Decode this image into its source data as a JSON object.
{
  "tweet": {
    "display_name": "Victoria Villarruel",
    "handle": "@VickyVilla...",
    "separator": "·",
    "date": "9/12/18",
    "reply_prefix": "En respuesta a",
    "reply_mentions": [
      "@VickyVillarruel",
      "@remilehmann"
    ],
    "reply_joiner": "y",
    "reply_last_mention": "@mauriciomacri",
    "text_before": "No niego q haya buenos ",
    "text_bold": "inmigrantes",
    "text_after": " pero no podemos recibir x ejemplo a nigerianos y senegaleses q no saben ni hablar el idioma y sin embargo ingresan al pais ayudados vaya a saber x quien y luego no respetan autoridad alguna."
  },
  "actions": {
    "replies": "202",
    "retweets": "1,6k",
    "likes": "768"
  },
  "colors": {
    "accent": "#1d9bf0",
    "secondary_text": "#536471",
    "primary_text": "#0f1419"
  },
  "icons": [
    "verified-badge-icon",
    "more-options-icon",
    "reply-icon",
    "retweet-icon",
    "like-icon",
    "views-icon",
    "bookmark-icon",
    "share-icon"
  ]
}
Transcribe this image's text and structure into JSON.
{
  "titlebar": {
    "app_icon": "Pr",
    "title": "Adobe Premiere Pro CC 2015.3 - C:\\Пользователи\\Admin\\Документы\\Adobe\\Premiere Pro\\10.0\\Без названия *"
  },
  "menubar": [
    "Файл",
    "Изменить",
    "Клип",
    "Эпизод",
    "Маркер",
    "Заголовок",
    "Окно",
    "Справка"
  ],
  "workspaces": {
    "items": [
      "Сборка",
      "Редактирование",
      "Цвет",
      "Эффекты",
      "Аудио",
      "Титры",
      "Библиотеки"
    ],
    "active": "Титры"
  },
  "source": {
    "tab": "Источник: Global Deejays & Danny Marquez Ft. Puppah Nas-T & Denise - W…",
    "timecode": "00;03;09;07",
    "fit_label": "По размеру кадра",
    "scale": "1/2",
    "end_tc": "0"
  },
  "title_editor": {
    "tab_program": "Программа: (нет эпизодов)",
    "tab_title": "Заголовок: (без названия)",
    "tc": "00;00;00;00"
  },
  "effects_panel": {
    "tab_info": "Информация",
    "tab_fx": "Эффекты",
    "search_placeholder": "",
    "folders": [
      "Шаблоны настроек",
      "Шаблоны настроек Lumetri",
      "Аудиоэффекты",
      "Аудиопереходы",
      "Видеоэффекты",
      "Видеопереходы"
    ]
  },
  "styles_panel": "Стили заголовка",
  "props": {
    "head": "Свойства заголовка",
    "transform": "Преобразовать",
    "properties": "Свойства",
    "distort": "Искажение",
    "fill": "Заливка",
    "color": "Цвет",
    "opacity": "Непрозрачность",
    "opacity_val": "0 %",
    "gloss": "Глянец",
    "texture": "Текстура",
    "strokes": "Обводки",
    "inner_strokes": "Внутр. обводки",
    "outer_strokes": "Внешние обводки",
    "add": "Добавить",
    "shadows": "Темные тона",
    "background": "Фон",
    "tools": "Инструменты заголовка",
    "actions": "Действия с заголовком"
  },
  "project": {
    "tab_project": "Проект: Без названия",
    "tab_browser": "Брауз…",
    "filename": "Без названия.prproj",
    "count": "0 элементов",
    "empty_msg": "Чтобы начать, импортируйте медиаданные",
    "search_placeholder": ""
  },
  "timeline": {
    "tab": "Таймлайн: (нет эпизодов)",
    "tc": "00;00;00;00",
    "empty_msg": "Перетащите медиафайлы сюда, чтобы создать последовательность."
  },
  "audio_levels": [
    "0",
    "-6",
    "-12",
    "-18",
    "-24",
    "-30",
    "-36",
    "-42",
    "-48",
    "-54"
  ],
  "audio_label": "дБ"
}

EXERCISE OBJECTIVE
Select and copy every line from the records that includes the word "JSON".

SOLUTION TO THE EXERCISE
Decode this image into its source data as a JSON object.
Transcribe this image's text and structure into JSON.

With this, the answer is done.